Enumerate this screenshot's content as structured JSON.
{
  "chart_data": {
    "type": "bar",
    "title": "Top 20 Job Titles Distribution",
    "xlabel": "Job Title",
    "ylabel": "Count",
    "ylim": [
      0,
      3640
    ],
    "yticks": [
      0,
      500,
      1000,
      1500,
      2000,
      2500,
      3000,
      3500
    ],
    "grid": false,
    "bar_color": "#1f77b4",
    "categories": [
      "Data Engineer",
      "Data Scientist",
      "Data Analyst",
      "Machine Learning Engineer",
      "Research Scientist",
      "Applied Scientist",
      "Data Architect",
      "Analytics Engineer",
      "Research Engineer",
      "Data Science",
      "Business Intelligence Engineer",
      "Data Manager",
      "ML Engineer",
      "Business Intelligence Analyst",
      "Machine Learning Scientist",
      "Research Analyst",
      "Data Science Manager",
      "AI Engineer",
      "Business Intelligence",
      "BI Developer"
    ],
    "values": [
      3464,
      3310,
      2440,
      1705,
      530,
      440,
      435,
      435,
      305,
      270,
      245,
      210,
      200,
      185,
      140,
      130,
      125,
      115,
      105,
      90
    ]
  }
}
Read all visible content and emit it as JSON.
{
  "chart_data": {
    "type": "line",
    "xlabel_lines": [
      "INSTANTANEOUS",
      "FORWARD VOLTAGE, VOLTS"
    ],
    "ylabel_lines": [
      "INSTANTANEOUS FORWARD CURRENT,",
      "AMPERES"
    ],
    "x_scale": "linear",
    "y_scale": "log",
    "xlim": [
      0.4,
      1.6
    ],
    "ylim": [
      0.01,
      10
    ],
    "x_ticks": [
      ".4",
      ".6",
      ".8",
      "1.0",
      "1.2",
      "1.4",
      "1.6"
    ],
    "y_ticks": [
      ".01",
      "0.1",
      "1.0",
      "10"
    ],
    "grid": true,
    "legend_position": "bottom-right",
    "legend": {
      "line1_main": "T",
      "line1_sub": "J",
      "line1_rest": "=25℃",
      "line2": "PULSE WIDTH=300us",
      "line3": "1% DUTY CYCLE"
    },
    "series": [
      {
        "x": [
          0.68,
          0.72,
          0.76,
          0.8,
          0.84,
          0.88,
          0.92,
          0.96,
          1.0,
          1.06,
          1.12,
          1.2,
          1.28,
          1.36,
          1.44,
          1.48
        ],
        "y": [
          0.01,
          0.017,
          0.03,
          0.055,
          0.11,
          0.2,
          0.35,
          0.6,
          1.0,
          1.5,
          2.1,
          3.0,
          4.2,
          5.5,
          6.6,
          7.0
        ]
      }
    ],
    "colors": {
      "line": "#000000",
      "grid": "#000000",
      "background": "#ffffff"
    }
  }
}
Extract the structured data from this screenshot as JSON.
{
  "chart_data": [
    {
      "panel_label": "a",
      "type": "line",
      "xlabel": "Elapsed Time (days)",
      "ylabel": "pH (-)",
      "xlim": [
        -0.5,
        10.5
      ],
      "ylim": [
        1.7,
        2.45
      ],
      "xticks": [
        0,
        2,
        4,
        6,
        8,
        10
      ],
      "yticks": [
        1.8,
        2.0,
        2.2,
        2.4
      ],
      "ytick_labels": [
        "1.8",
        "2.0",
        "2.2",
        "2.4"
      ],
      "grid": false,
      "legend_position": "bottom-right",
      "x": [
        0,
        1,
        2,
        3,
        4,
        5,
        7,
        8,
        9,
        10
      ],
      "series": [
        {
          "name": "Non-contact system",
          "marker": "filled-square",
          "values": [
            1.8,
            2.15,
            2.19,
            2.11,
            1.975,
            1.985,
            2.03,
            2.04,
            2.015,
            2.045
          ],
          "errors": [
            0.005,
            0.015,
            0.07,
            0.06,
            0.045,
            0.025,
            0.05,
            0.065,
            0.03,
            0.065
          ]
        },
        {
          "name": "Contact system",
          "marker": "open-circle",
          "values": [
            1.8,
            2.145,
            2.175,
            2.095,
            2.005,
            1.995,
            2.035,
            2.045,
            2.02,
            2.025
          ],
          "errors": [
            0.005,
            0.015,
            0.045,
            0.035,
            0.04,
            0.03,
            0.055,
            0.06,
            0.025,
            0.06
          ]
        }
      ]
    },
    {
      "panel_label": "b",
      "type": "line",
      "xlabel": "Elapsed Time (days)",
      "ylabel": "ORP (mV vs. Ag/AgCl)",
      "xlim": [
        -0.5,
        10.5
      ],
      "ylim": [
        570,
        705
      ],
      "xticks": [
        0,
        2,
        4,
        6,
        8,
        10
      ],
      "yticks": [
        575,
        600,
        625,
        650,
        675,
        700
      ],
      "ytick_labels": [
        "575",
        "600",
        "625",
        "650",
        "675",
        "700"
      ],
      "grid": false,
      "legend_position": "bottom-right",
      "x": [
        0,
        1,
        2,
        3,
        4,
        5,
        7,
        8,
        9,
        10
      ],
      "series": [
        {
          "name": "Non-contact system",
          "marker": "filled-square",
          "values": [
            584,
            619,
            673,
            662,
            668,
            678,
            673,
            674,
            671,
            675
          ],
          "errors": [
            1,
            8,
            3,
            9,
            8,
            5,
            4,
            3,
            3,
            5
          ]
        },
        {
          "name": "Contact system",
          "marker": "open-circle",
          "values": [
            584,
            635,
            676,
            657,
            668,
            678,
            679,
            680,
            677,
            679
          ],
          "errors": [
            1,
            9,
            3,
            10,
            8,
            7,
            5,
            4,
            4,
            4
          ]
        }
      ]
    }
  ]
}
■ ■ ■
Given task:
Your task is to print all of the records exactly.

Solved problem:
Enumerate this screenshot's content as structured JSON.
{
  "chart_data": {
    "type": "bar",
    "title": "Top 20 Job Titles Distribution",
    "xlabel": "Job Title",
    "ylabel": "Count",
    "ylim": [
      0,
      3640
    ],
    "yticks": [
      0,
      500,
      1000,
      1500,
      2000,
      2500,
      3000,
      3500
    ],
    "grid": false,
    "bar_color": "#1f77b4",
    "categories": [
      "Data Engineer",
      "Data Scientist",
      "Data Analyst",
      "Machine Learning Engineer",
      "Research Scientist",
      "Applied Scientist",
      "Data Architect",
      "Analytics Engineer",
      "Research Engineer",
      "Data Science",
      "Business Intelligence Engineer",
      "Data Manager",
      "ML Engineer",
      "Business Intelligence Analyst",
      "Machine Learning Scientist",
      "Research Analyst",
      "Data Science Manager",
      "AI Engineer",
      "Business Intelligence",
      "BI Developer"
    ],
    "values": [
      3464,
      3310,
      2440,
      1705,
      530,
      440,
      435,
      435,
      305,
      270,
      245,
      210,
      200,
      185,
      140,
      130,
      125,
      115,
      105,
      90
    ]
  }
}
Read all visible content and emit it as JSON.
{
  "chart_data": {
    "type": "line",
    "xlabel_lines": [
      "INSTANTANEOUS",
      "FORWARD VOLTAGE, VOLTS"
    ],
    "ylabel_lines": [
      "INSTANTANEOUS FORWARD CURRENT,",
      "AMPERES"
    ],
    "x_scale": "linear",
    "y_scale": "log",
    "xlim": [
      0.4,
      1.6
    ],
    "ylim": [
      0.01,
      10
    ],
    "x_ticks": [
      ".4",
      ".6",
      ".8",
      "1.0",
      "1.2",
      "1.4",
      "1.6"
    ],
    "y_ticks": [
      ".01",
      "0.1",
      "1.0",
      "10"
    ],
    "grid": true,
    "legend_position": "bottom-right",
    "legend": {
      "line1_main": "T",
      "line1_sub": "J",
      "line1_rest": "=25℃",
      "line2": "PULSE WIDTH=300us",
      "line3": "1% DUTY CYCLE"
    },
    "series": [
      {
        "x": [
          0.68,
          0.72,
          0.76,
          0.8,
          0.84,
          0.88,
          0.92,
          0.96,
          1.0,
          1.06,
          1.12,
          1.2,
          1.28,
          1.36,
          1.44,
          1.48
        ],
        "y": [
          0.01,
          0.017,
          0.03,
          0.055,
          0.11,
          0.2,
          0.35,
          0.6,
          1.0,
          1.5,
          2.1,
          3.0,
          4.2,
          5.5,
          6.6,
          7.0
        ]
      }
    ],
    "colors": {
      "line": "#000000",
      "grid": "#000000",
      "background": "#ffffff"
    }
  }
}
Extract the structured data from this screenshot as JSON.
{
  "chart_data": [
    {
      "panel_label": "a",
      "type": "line",
      "xlabel": "Elapsed Time (days)",
      "ylabel": "pH (-)",
      "xlim": [
        -0.5,
        10.5
      ],
      "ylim": [
        1.7,
        2.45
      ],
      "xticks": [
        0,
        2,
        4,
        6,
        8,
        10
      ],
      "yticks": [
        1.8,
        2.0,
        2.2,
        2.4
      ],
      "ytick_labels": [
        "1.8",
        "2.0",
        "2.2",
        "2.4"
      ],
      "grid": false,
      "legend_position": "bottom-right",
      "x": [
        0,
        1,
        2,
        3,
        4,
        5,
        7,
        8,
        9,
        10
      ],
      "series": [
        {
          "name": "Non-contact system",
          "marker": "filled-square",
          "values": [
            1.8,
            2.15,
            2.19,
            2.11,
            1.975,
            1.985,
            2.03,
            2.04,
            2.015,
            2.045
          ],
          "errors": [
            0.005,
            0.015,
            0.07,
            0.06,
            0.045,
            0.025,
            0.05,
            0.065,
            0.03,
            0.065
          ]
        },
        {
          "name": "Contact system",
          "marker": "open-circle",
          "values": [
            1.8,
            2.145,
            2.175,
            2.095,
            2.005,
            1.995,
            2.035,
            2.045,
            2.02,
            2.025
          ],
          "errors": [
            0.005,
            0.015,
            0.045,
            0.035,
            0.04,
            0.03,
            0.055,
            0.06,
            0.025,
            0.06
          ]
        }
      ]
    },
    {
      "panel_label": "b",
      "type": "line",
      "xlabel": "Elapsed Time (days)",
      "ylabel": "ORP (mV vs. Ag/AgCl)",
      "xlim": [
        -0.5,
        10.5
      ],
      "ylim": [
        570,
        705
      ],
      "xticks": [
        0,
        2,
        4,
        6,
        8,
        10
      ],
      "yticks": [
        575,
        600,
        625,
        650,
        675,
        700
      ],
      "ytick_labels": [
        "575",
        "600",
        "625",
        "650",
        "675",
        "700"
      ],
      "grid": false,
      "legend_position": "bottom-right",
      "x": [
        0,
        1,
        2,
        3,
        4,
        5,
        7,
        8,
        9,
        10
      ],
      "series": [
        {
          "name": "Non-contact system",
          "marker": "filled-square",
          "values": [
            584,
            619,
            673,
            662,
            668,
            678,
            673,
            674,
            671,
            675
          ],
          "errors": [
            1,
            8,
            3,
            9,
            8,
            5,
            4,
            3,
            3,
            5
          ]
        },
        {
          "name": "Contact system",
          "marker": "open-circle",
          "values": [
            584,
            635,
            676,
            657,
            668,
            678,
            679,
            680,
            677,
            679
          ],
          "errors": [
            1,
            9,
            3,
            10,
            8,
            7,
            5,
            4,
            4,
            4
          ]
        }
      ]
    }
  ]
}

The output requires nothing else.